• **What is needed**:
Report how many lines hold the word "content"; give nothing but the number.

• **Materials provided**:
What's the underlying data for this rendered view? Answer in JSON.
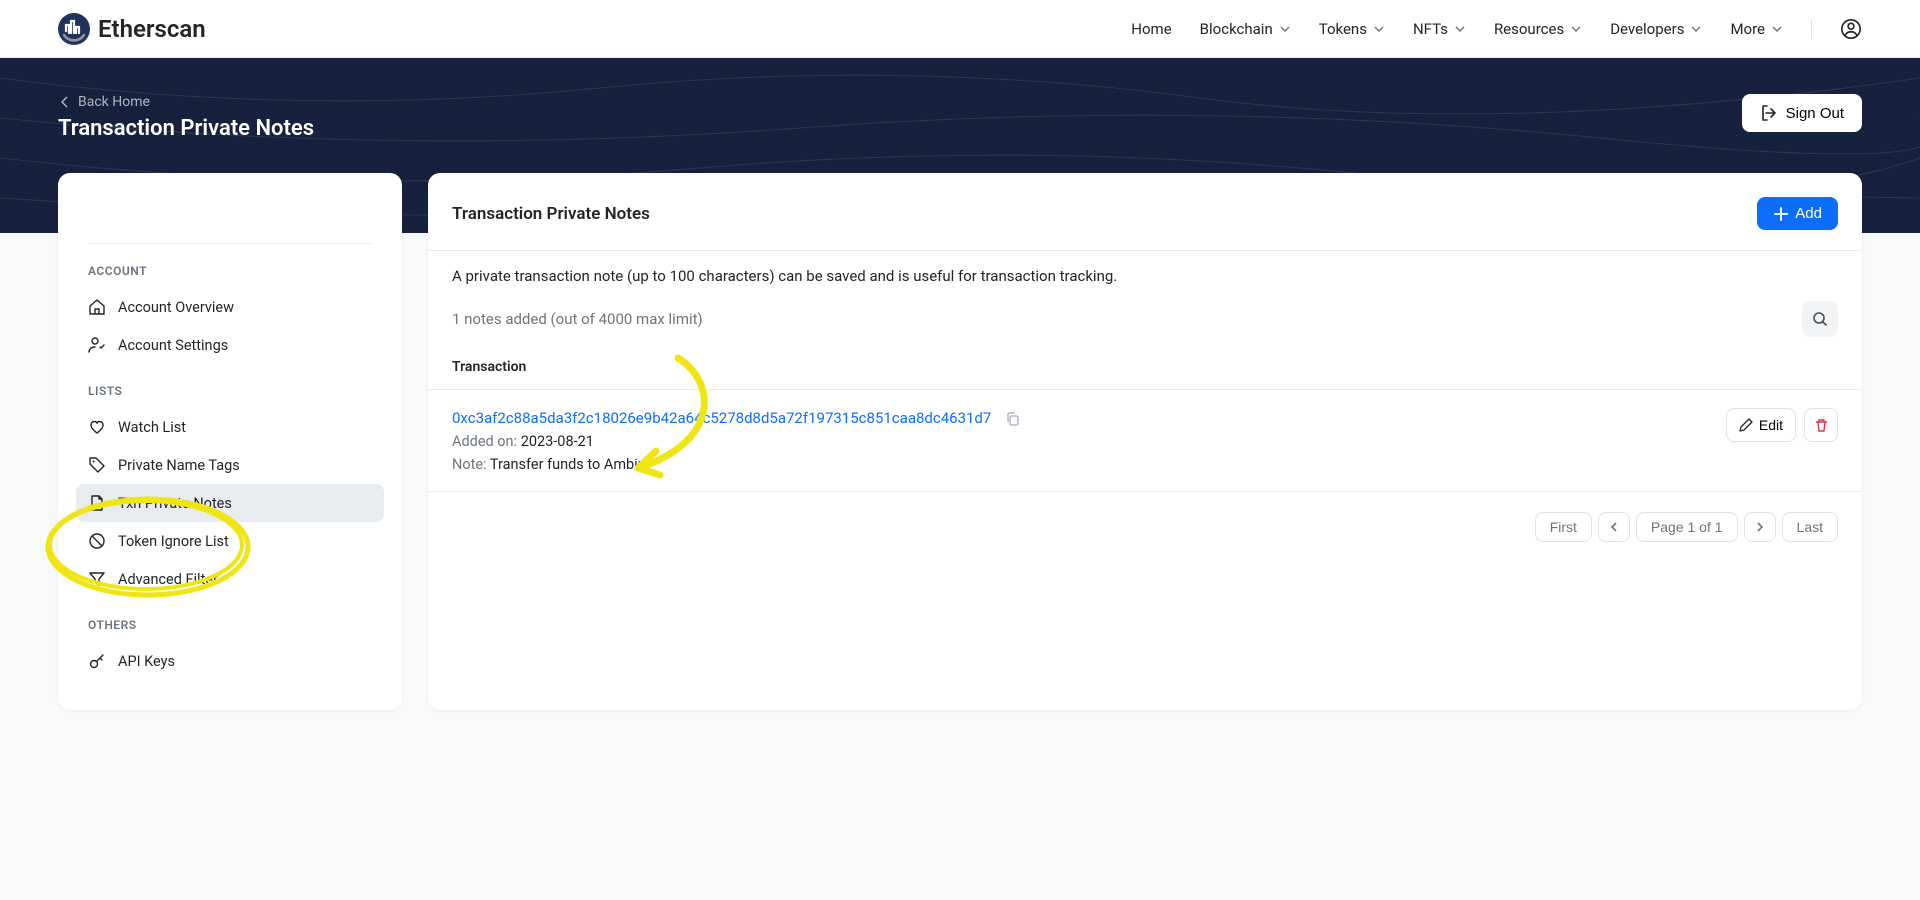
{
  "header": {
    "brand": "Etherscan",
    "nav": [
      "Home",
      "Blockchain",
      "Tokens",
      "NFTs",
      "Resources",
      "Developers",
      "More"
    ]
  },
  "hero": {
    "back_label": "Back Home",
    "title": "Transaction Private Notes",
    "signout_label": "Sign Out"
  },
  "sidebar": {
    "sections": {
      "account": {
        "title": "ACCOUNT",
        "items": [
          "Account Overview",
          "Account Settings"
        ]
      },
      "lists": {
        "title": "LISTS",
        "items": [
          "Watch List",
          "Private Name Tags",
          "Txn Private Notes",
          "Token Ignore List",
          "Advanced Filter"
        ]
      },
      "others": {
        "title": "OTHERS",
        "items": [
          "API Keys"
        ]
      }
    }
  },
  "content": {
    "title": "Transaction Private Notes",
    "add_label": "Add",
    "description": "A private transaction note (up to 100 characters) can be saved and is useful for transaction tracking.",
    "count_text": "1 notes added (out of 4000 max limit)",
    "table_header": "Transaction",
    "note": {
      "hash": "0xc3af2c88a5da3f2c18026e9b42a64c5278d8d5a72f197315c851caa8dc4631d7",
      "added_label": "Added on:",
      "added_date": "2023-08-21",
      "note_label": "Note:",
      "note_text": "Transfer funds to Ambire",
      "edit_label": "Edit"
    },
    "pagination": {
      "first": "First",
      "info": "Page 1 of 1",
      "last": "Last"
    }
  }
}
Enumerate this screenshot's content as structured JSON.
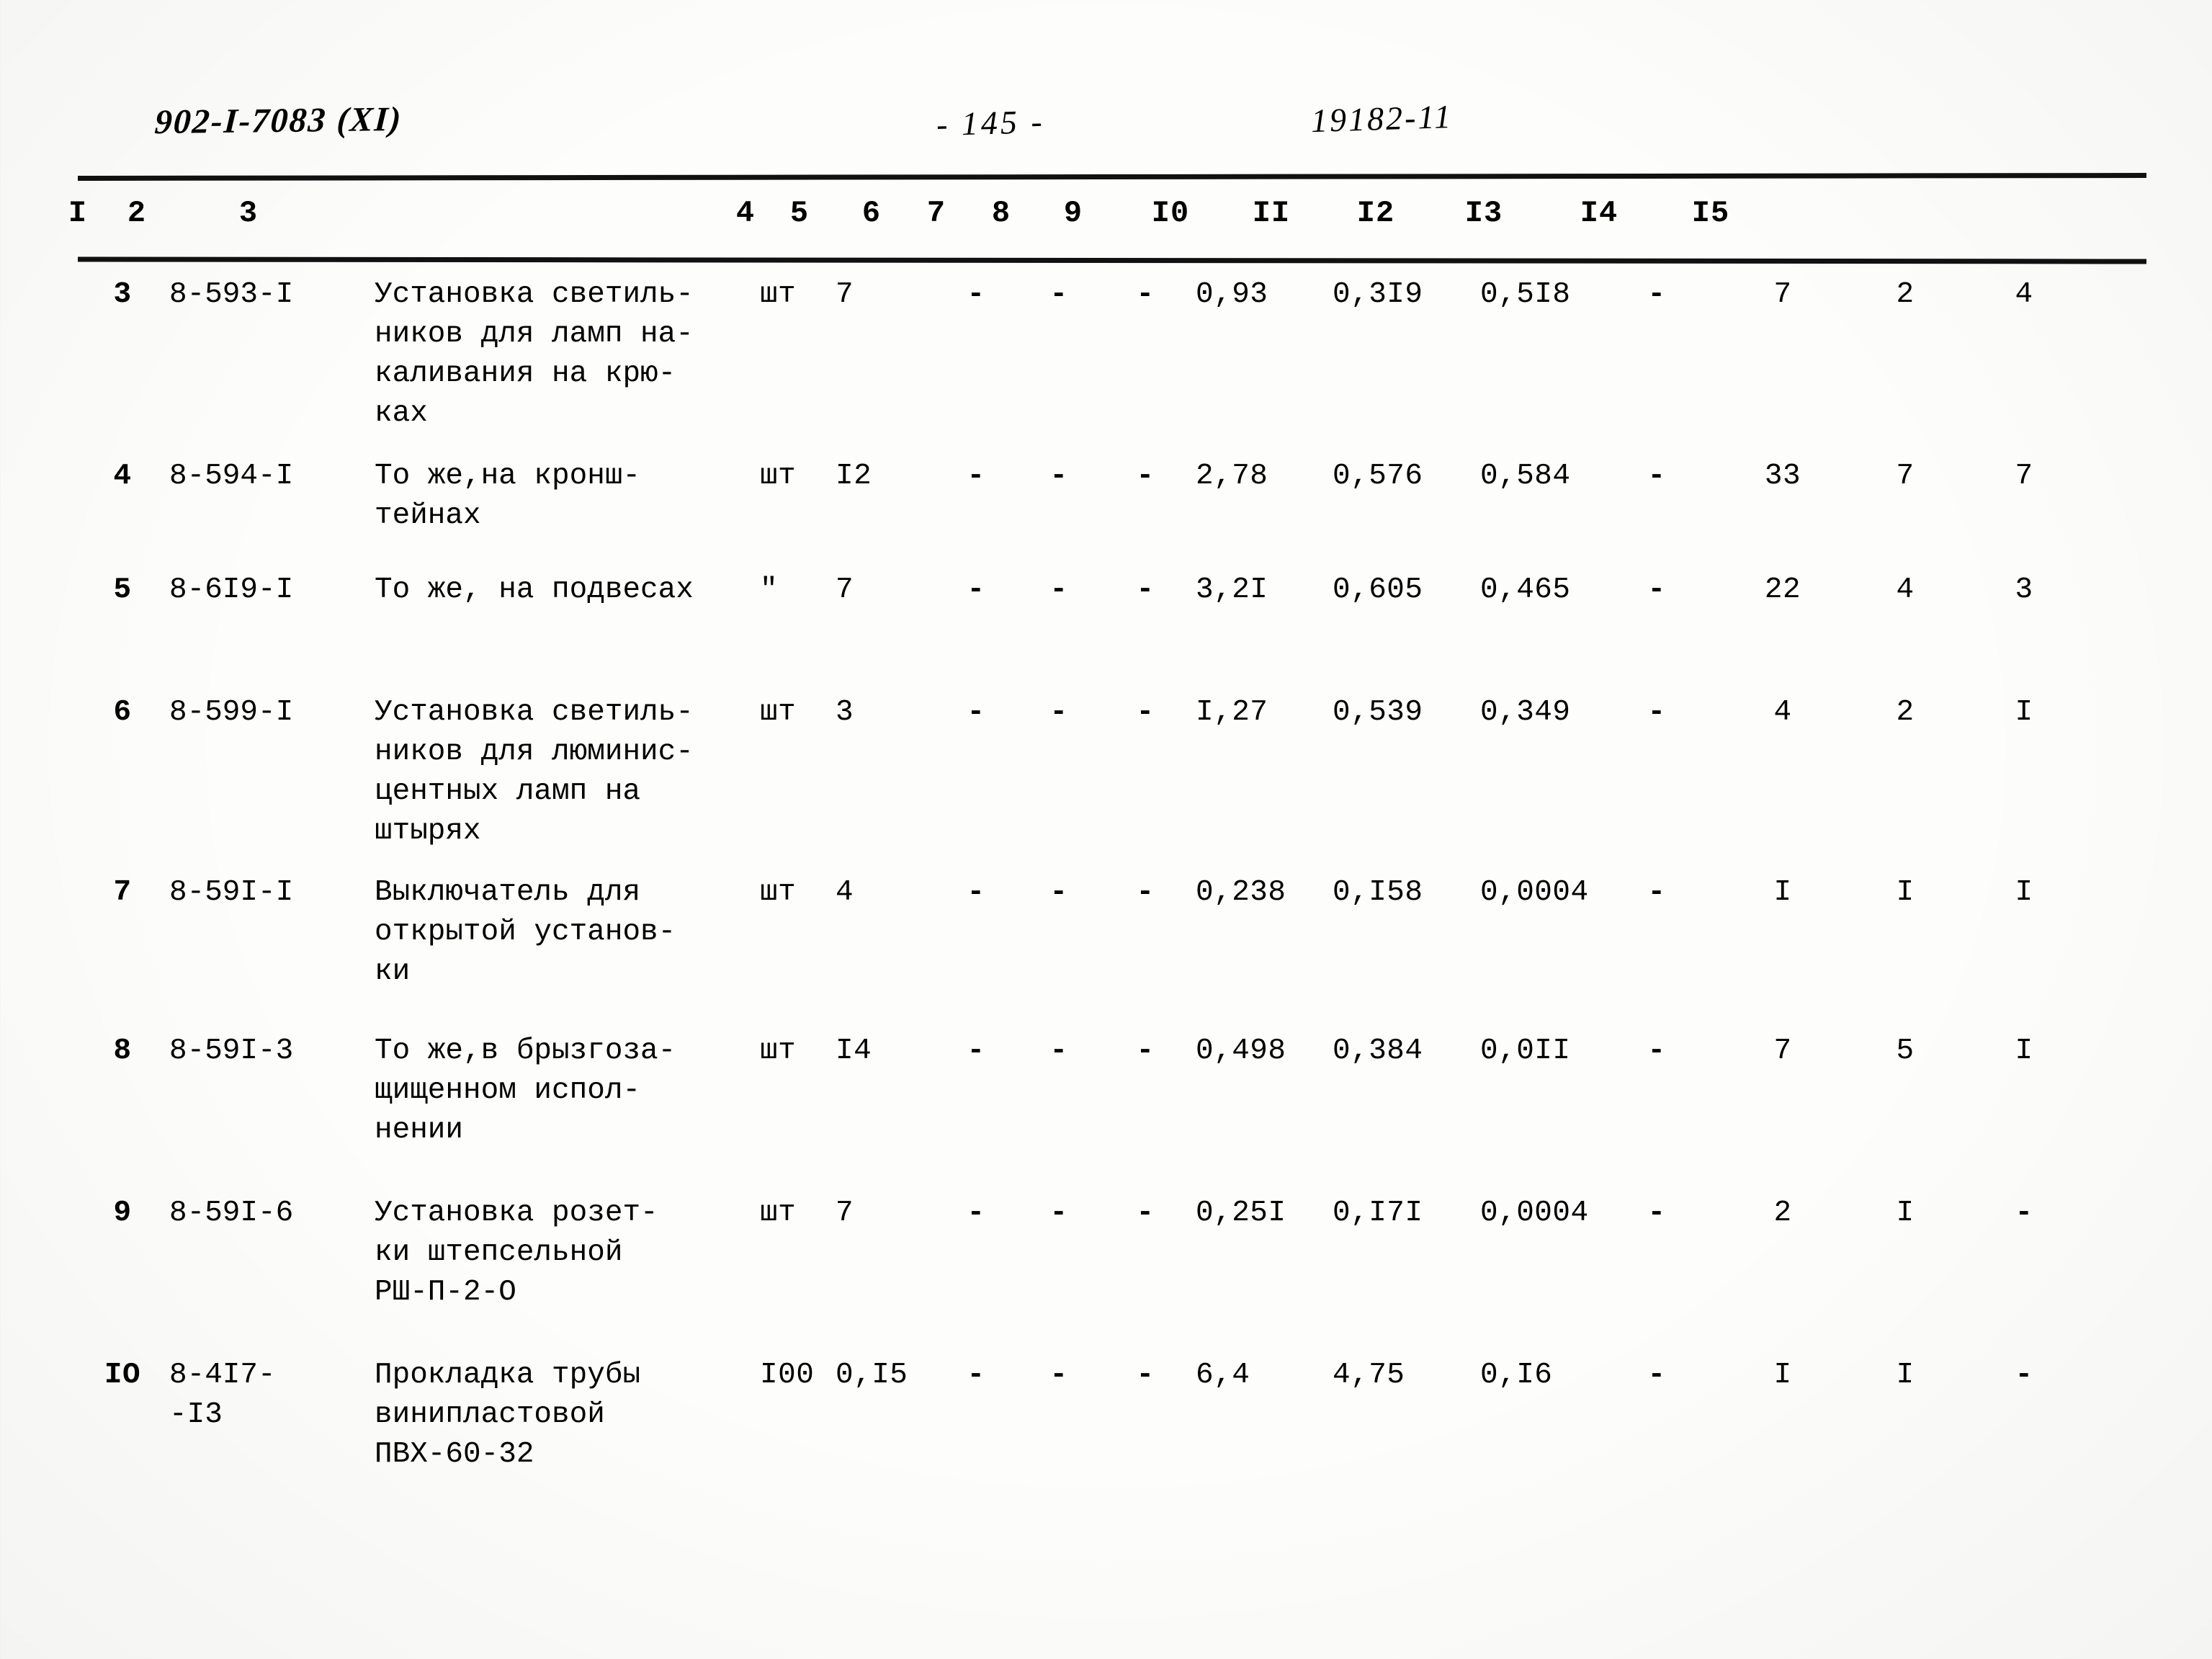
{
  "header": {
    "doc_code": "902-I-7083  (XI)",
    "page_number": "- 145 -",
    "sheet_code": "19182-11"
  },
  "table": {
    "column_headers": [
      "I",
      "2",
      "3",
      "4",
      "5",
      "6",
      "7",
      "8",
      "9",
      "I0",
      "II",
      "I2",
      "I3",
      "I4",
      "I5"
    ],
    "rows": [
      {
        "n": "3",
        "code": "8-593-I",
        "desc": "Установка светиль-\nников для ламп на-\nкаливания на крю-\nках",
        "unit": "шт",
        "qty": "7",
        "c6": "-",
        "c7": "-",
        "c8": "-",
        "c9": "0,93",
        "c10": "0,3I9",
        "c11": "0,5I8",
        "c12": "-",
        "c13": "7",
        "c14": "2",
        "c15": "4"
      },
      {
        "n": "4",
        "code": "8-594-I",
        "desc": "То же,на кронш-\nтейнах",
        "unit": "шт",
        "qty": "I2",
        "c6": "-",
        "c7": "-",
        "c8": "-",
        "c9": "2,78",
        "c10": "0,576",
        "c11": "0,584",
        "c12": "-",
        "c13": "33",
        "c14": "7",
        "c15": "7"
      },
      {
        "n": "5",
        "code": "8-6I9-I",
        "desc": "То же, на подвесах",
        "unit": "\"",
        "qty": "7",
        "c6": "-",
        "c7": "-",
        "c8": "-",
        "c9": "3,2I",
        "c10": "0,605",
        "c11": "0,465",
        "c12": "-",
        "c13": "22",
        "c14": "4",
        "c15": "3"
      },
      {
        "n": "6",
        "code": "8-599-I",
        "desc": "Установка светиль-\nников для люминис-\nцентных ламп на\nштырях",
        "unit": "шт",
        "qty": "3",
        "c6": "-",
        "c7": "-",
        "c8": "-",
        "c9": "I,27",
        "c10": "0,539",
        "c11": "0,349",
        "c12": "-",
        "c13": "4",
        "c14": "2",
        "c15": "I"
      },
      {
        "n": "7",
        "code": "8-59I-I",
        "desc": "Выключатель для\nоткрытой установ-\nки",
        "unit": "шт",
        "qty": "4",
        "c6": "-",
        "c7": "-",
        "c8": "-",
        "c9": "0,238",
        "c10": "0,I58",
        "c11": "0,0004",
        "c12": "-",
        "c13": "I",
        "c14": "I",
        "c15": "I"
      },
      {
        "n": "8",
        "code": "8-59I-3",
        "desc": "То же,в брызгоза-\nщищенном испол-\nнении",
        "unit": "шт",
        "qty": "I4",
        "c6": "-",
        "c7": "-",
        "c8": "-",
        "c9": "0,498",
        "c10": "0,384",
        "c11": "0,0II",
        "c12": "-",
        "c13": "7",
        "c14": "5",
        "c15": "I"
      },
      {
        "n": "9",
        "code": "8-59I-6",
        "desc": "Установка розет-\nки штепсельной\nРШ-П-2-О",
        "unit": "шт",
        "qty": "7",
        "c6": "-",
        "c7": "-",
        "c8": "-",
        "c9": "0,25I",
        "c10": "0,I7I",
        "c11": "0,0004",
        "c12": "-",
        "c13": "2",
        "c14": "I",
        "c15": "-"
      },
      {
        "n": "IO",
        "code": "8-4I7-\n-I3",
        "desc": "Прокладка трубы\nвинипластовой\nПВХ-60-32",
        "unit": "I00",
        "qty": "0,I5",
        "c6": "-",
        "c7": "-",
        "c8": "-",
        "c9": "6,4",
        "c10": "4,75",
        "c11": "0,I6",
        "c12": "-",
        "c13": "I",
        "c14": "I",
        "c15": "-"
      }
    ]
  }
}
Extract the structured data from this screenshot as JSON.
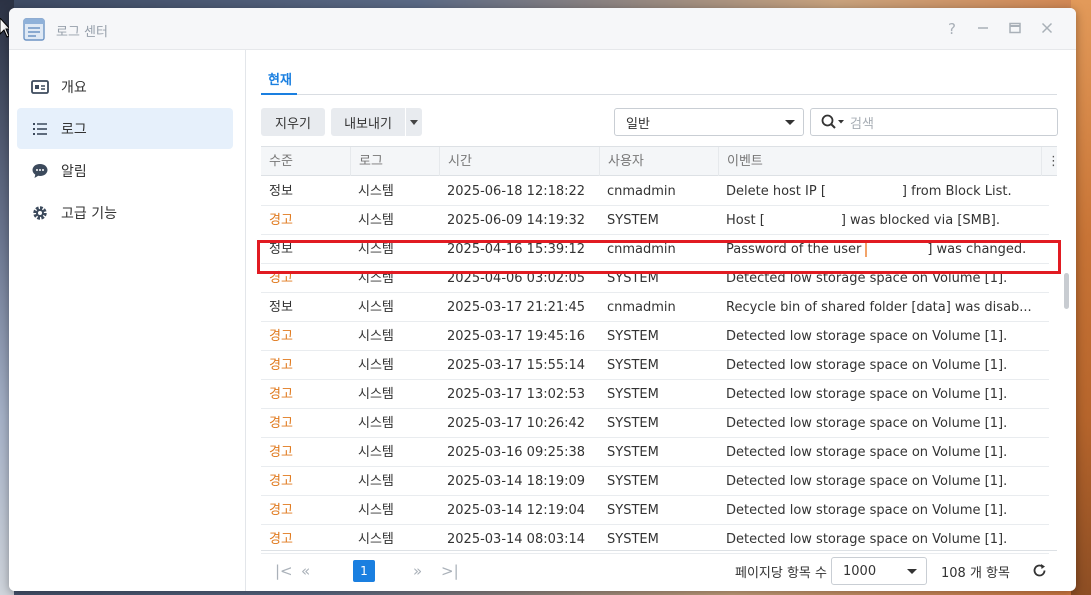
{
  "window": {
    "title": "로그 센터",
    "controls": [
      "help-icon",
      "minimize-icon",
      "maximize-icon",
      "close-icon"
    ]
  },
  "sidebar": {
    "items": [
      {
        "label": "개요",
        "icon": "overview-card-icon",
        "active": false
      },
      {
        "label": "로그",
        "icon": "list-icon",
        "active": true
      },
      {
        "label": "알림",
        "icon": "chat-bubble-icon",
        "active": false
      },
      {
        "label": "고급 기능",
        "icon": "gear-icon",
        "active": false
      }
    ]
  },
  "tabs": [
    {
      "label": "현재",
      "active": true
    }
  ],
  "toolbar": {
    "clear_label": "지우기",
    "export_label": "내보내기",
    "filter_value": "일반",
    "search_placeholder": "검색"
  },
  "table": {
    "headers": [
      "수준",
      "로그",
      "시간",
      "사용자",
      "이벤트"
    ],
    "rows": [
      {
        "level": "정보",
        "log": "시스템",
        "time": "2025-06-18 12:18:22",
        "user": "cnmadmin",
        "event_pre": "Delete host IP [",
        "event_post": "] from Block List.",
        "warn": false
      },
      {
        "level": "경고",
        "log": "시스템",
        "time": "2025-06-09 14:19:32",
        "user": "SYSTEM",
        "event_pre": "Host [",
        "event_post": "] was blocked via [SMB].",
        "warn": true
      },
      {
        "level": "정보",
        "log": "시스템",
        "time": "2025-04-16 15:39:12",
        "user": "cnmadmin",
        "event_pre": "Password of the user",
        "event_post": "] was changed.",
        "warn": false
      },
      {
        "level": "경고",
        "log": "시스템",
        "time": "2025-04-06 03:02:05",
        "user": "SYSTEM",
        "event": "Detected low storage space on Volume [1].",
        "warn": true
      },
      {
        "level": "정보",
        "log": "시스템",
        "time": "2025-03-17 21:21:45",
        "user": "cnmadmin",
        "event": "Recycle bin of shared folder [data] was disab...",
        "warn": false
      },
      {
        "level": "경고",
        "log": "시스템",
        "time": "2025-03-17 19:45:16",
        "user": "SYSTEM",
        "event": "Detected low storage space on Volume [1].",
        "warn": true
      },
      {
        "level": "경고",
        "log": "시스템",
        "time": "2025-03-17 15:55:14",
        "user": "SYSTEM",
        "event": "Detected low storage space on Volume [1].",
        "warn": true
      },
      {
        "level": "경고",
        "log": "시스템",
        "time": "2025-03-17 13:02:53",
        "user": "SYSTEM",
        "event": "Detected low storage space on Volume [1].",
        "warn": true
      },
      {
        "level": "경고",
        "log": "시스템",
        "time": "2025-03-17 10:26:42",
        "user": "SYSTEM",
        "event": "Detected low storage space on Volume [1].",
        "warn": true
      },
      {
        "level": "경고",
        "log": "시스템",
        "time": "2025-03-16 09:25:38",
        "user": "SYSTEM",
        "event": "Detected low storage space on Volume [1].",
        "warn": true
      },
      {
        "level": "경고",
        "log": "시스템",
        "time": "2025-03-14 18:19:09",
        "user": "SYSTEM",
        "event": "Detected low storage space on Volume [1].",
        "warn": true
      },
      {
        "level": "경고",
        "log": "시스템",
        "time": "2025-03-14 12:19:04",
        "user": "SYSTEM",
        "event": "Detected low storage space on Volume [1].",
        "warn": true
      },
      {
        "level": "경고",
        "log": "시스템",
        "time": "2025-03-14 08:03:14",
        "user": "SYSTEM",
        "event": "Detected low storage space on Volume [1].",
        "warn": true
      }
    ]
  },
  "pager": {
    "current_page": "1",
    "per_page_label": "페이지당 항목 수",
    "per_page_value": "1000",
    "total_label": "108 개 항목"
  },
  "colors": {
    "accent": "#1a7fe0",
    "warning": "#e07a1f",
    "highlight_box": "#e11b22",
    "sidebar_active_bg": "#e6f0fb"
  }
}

• **Written answer**:
2